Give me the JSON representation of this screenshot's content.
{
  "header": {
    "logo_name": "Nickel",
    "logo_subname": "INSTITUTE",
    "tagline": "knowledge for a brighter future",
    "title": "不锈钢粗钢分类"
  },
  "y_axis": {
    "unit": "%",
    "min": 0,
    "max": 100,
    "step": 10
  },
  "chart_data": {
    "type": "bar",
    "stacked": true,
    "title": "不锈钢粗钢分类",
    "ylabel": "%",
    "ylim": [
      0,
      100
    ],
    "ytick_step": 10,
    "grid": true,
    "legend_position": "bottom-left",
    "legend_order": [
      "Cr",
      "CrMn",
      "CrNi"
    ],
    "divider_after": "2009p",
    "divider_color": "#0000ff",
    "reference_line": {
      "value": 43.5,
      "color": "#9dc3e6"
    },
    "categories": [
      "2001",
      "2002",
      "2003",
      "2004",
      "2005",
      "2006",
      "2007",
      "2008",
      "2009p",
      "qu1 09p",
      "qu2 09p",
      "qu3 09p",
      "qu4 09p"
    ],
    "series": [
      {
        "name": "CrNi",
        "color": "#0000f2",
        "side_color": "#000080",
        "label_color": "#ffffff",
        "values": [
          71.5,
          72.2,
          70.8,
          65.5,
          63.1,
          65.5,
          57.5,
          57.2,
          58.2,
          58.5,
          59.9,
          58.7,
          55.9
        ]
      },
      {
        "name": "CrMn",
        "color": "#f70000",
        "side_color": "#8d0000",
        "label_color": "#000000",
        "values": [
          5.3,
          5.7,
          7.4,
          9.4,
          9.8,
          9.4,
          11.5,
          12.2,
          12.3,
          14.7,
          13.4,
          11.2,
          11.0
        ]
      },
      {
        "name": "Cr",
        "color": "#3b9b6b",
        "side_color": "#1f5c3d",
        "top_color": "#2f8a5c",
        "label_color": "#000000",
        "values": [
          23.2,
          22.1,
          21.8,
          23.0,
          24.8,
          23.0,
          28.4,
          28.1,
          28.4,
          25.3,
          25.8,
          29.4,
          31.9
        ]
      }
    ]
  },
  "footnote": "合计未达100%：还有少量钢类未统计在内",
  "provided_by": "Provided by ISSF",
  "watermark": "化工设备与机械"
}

DIRECTIONS> Repeat each of the entries above precisely as given.

COMPLETED TASK>
Give me the JSON representation of this screenshot's content.
{
  "header": {
    "logo_name": "Nickel",
    "logo_subname": "INSTITUTE",
    "tagline": "knowledge for a brighter future",
    "title": "不锈钢粗钢分类"
  },
  "y_axis": {
    "unit": "%",
    "min": 0,
    "max": 100,
    "step": 10
  },
  "chart_data": {
    "type": "bar",
    "stacked": true,
    "title": "不锈钢粗钢分类",
    "ylabel": "%",
    "ylim": [
      0,
      100
    ],
    "ytick_step": 10,
    "grid": true,
    "legend_position": "bottom-left",
    "legend_order": [
      "Cr",
      "CrMn",
      "CrNi"
    ],
    "divider_after": "2009p",
    "divider_color": "#0000ff",
    "reference_line": {
      "value": 43.5,
      "color": "#9dc3e6"
    },
    "categories": [
      "2001",
      "2002",
      "2003",
      "2004",
      "2005",
      "2006",
      "2007",
      "2008",
      "2009p",
      "qu1 09p",
      "qu2 09p",
      "qu3 09p",
      "qu4 09p"
    ],
    "series": [
      {
        "name": "CrNi",
        "color": "#0000f2",
        "side_color": "#000080",
        "label_color": "#ffffff",
        "values": [
          71.5,
          72.2,
          70.8,
          65.5,
          63.1,
          65.5,
          57.5,
          57.2,
          58.2,
          58.5,
          59.9,
          58.7,
          55.9
        ]
      },
      {
        "name": "CrMn",
        "color": "#f70000",
        "side_color": "#8d0000",
        "label_color": "#000000",
        "values": [
          5.3,
          5.7,
          7.4,
          9.4,
          9.8,
          9.4,
          11.5,
          12.2,
          12.3,
          14.7,
          13.4,
          11.2,
          11.0
        ]
      },
      {
        "name": "Cr",
        "color": "#3b9b6b",
        "side_color": "#1f5c3d",
        "top_color": "#2f8a5c",
        "label_color": "#000000",
        "values": [
          23.2,
          22.1,
          21.8,
          23.0,
          24.8,
          23.0,
          28.4,
          28.1,
          28.4,
          25.3,
          25.8,
          29.4,
          31.9
        ]
      }
    ]
  },
  "footnote": "合计未达100%：还有少量钢类未统计在内",
  "provided_by": "Provided by ISSF",
  "watermark": "化工设备与机械"
}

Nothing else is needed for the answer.